→ GOAL OF THE EXERCISE
Do any lines in the data below contain "image"? If so, copy every one of them.

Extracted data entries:
▼▼▼

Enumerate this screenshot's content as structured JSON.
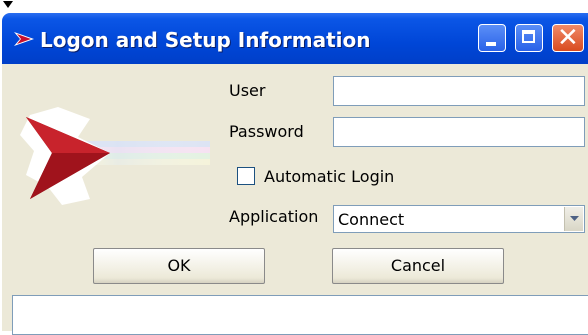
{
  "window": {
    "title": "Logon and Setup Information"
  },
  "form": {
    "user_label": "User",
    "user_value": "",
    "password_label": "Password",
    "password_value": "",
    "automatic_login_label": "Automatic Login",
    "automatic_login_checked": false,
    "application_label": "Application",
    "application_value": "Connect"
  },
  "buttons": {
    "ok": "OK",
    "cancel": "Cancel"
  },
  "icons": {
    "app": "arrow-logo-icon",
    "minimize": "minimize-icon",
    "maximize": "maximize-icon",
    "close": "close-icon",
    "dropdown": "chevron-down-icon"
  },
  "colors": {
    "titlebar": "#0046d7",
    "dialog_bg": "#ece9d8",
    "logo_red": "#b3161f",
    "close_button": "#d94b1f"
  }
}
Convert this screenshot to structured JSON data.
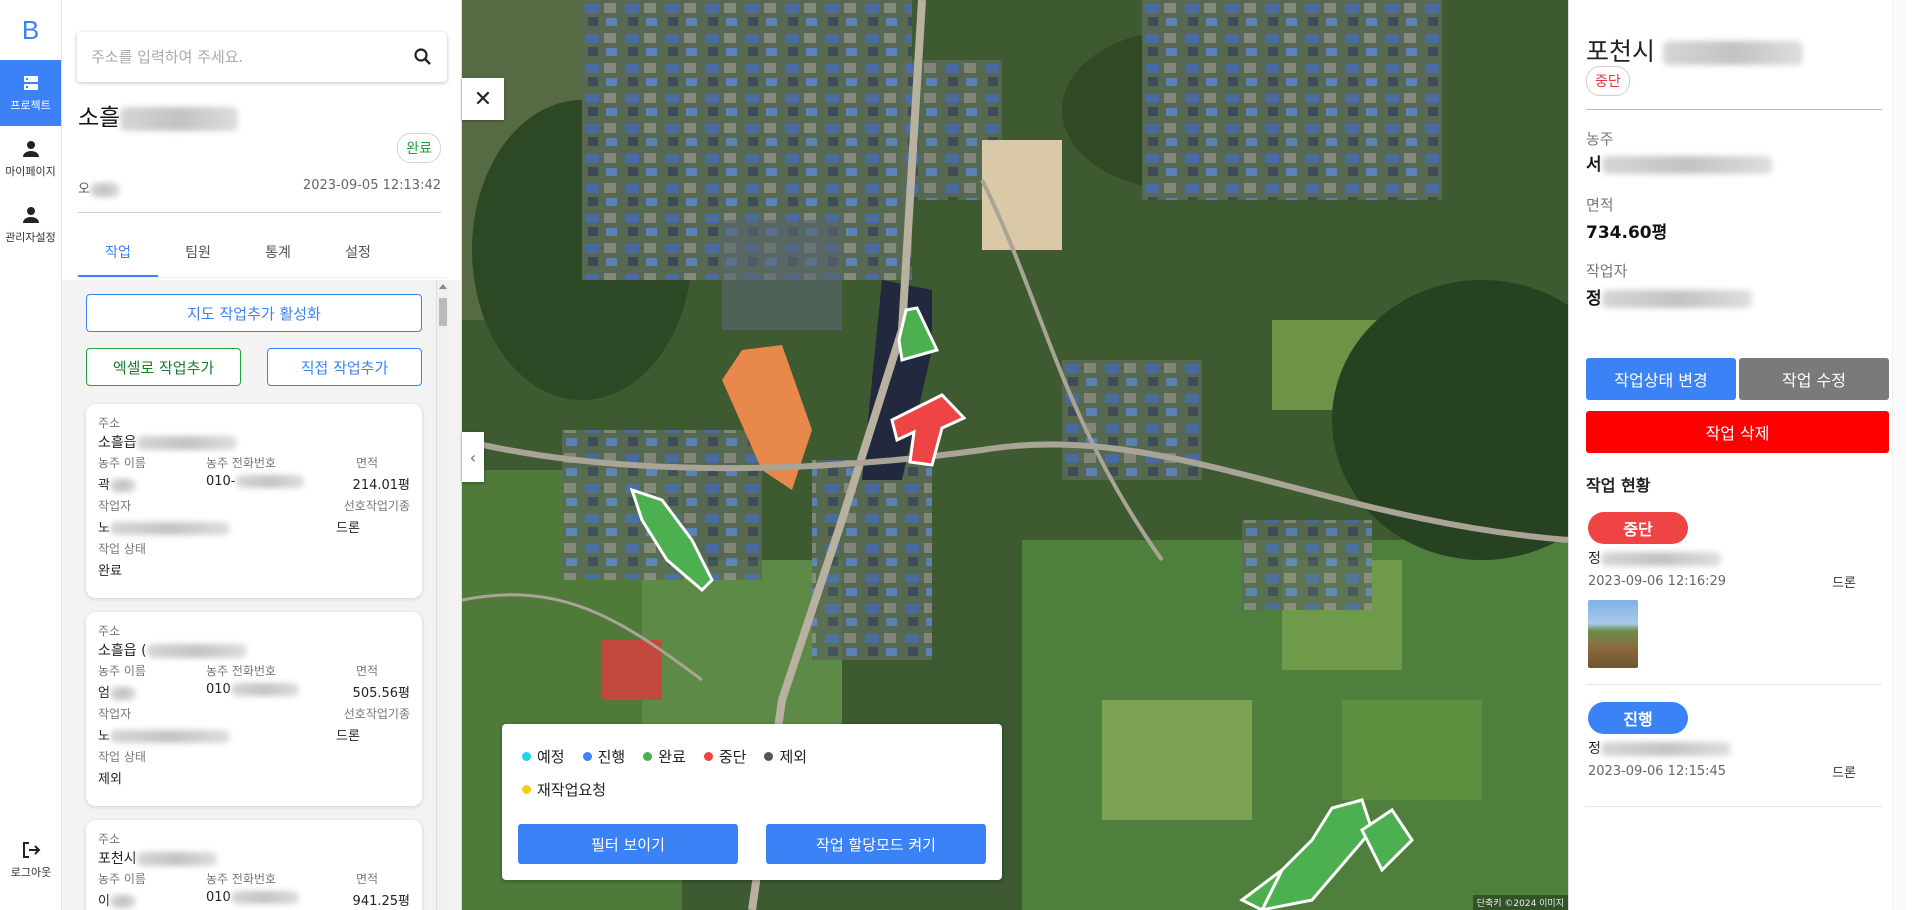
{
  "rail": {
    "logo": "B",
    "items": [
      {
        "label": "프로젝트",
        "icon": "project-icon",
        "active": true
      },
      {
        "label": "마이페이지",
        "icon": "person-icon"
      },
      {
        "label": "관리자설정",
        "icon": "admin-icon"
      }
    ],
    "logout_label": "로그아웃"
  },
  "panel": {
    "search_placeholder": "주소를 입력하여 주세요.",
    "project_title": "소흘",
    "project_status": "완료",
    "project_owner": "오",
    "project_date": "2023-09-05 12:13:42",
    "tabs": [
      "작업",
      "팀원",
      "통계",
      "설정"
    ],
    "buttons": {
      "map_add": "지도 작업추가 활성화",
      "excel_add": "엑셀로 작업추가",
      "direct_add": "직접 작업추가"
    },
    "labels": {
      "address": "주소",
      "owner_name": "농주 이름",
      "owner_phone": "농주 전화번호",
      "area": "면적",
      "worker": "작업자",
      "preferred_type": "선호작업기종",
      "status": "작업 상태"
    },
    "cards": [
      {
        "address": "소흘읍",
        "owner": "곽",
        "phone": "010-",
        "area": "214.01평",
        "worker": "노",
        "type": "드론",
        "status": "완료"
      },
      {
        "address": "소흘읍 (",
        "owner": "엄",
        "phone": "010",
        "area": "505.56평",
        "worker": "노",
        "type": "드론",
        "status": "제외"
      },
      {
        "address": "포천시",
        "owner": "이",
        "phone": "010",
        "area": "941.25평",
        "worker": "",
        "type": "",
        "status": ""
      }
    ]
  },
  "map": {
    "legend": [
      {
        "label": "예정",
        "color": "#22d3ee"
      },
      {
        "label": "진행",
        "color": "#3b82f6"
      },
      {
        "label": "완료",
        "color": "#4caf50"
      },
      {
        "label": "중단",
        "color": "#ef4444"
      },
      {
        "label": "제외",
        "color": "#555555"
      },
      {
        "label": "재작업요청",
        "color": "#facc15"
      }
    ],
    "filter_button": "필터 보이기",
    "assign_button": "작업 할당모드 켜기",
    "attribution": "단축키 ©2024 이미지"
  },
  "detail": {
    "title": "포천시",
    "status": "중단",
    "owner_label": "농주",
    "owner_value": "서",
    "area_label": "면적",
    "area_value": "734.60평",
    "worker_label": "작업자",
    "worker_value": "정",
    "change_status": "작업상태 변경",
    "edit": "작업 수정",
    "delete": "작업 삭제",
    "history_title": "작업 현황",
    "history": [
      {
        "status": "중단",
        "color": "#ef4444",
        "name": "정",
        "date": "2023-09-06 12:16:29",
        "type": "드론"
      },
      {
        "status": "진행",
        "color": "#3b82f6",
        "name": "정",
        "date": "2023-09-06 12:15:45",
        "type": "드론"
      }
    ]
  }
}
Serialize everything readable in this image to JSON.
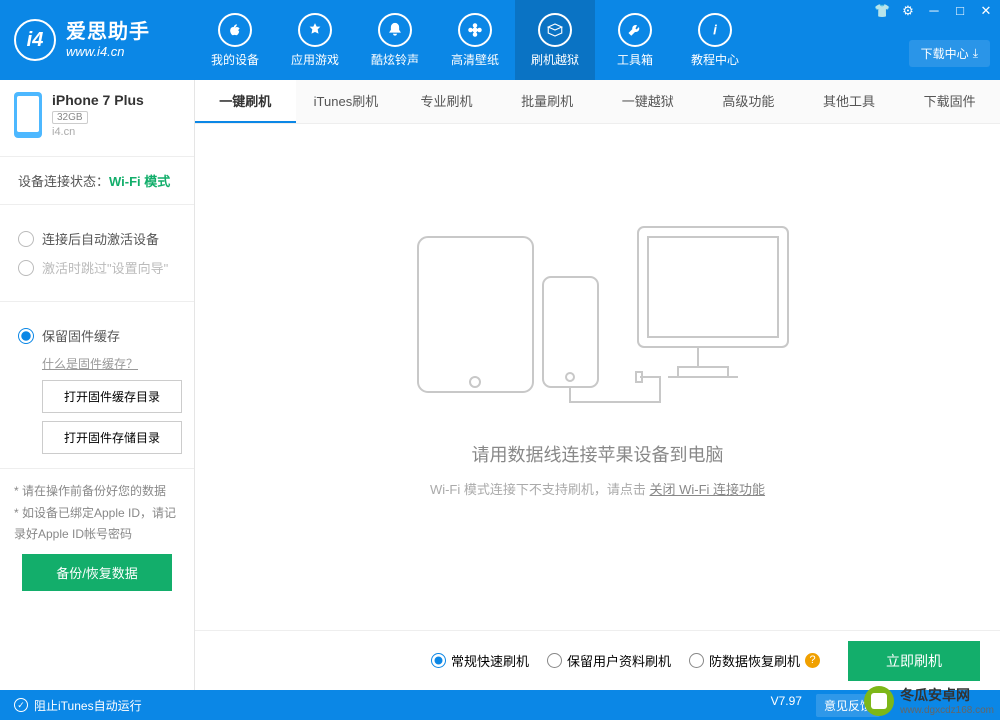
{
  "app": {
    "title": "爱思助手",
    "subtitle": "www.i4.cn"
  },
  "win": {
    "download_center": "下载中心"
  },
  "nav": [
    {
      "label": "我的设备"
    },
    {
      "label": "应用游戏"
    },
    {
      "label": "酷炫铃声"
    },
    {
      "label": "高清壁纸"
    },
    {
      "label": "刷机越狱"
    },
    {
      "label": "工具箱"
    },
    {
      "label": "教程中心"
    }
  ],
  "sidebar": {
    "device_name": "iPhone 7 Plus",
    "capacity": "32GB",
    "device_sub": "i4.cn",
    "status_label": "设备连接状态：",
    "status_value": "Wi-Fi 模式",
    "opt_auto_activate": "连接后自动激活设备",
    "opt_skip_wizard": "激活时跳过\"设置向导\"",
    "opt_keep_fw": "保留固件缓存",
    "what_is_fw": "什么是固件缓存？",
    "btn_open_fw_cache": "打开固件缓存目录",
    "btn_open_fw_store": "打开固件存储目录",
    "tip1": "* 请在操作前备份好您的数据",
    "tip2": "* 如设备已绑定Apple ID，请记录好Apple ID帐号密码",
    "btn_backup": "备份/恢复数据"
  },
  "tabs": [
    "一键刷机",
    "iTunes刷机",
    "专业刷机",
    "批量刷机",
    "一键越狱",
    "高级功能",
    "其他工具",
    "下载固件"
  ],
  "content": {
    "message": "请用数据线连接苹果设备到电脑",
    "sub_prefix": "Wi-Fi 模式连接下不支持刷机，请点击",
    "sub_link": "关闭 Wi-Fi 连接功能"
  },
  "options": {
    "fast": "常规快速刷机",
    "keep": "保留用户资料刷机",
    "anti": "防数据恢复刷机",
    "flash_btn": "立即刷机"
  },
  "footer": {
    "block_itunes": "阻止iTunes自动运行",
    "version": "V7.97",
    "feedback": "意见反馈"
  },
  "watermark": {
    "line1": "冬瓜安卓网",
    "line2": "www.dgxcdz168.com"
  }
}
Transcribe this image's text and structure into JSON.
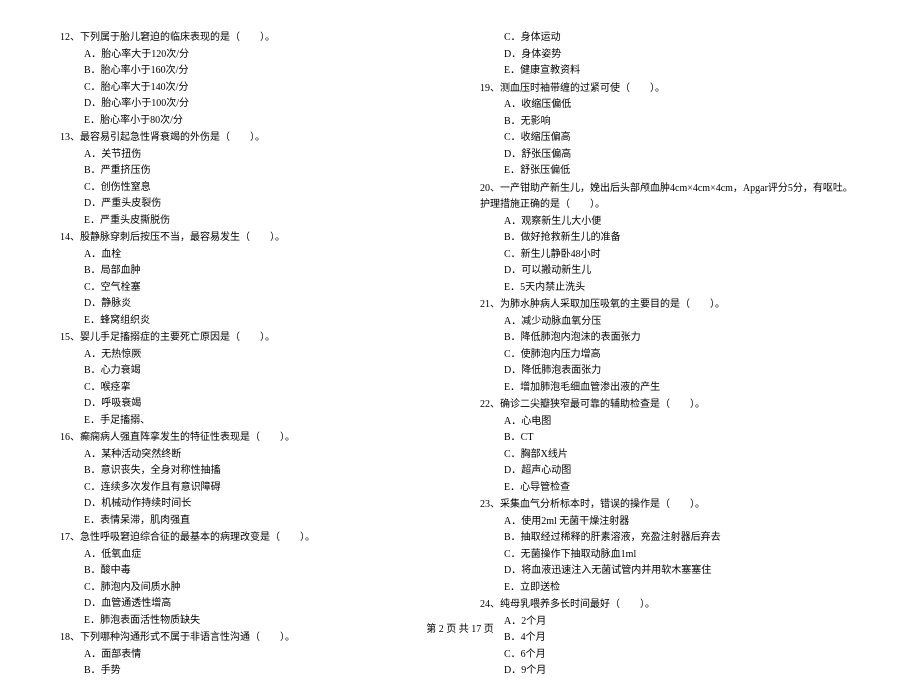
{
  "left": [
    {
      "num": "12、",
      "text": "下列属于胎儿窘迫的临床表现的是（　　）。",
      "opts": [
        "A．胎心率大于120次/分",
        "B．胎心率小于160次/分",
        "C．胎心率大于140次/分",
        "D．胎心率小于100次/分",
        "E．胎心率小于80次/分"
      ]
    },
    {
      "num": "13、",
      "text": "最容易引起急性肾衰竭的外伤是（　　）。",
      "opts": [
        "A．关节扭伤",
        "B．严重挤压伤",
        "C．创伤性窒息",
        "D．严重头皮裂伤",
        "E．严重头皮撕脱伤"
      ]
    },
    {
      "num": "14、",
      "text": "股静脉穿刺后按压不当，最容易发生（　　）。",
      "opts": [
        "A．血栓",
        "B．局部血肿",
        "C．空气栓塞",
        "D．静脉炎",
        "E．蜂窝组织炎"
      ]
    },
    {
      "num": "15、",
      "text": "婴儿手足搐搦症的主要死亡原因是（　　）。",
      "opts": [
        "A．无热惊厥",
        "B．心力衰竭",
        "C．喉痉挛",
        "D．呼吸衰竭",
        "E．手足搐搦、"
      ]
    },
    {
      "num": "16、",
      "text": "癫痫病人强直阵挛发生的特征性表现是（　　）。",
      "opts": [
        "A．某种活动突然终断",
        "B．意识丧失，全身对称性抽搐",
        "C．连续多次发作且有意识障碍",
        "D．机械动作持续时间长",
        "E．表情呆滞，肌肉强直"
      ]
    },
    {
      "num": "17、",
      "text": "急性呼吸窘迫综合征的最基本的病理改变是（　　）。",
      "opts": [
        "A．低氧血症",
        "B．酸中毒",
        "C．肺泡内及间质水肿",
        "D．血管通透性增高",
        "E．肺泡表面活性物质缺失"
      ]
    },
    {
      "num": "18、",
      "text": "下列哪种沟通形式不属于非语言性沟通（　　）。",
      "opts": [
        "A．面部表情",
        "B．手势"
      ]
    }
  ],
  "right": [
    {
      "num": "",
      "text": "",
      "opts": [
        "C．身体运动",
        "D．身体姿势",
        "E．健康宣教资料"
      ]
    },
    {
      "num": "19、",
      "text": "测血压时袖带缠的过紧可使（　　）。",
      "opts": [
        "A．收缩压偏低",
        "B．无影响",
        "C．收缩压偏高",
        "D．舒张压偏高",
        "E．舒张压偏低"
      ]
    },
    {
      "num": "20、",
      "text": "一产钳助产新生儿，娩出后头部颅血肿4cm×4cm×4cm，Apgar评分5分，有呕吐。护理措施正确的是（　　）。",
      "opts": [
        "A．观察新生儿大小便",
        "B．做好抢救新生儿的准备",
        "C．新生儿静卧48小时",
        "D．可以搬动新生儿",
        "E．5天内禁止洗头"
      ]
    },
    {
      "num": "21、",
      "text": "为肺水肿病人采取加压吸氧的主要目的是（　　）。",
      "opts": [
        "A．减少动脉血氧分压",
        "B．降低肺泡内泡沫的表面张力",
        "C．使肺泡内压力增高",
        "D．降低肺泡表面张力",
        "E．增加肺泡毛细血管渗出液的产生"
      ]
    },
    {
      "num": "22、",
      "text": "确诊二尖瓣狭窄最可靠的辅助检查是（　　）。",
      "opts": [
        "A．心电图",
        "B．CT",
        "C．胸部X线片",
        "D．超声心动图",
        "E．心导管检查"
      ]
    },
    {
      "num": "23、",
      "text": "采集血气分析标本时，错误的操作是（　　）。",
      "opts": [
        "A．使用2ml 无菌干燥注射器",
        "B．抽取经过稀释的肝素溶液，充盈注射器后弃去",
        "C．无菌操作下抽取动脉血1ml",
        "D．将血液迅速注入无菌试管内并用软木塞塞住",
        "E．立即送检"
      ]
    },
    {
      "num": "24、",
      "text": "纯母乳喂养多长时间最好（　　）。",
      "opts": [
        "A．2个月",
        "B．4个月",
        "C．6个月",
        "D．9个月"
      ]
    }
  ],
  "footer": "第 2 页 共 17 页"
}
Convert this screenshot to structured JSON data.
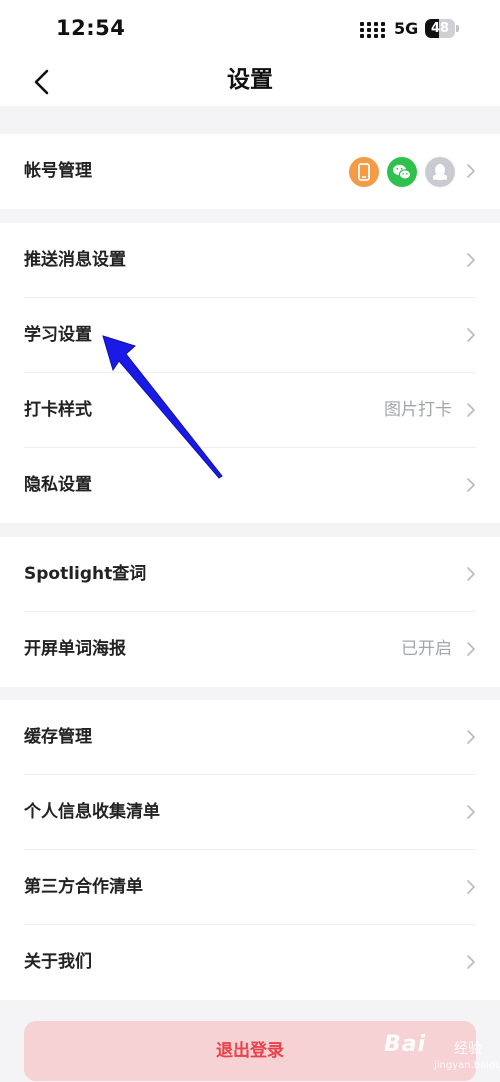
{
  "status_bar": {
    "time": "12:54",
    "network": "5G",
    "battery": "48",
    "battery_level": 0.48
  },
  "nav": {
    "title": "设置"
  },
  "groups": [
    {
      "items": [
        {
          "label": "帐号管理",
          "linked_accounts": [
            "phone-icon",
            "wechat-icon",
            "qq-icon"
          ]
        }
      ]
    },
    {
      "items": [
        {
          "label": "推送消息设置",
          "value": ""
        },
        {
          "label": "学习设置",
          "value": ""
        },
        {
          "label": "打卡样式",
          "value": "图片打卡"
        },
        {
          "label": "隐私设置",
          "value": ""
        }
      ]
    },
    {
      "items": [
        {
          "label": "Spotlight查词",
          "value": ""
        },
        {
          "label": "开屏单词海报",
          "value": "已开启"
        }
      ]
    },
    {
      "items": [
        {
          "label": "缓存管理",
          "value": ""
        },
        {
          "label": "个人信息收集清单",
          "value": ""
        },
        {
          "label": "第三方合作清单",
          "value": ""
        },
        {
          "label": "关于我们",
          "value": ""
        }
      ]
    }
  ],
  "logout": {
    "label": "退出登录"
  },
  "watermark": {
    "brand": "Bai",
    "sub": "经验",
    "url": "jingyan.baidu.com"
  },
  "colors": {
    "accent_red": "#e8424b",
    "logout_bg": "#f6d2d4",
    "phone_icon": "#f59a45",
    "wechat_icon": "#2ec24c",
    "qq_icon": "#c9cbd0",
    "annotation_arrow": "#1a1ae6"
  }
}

▲▲▲

→ SOLUTION FOR THIS EXERCISE
Serialize everything readable in this image to JSON.
Transcribe this image's text and structure into JSON.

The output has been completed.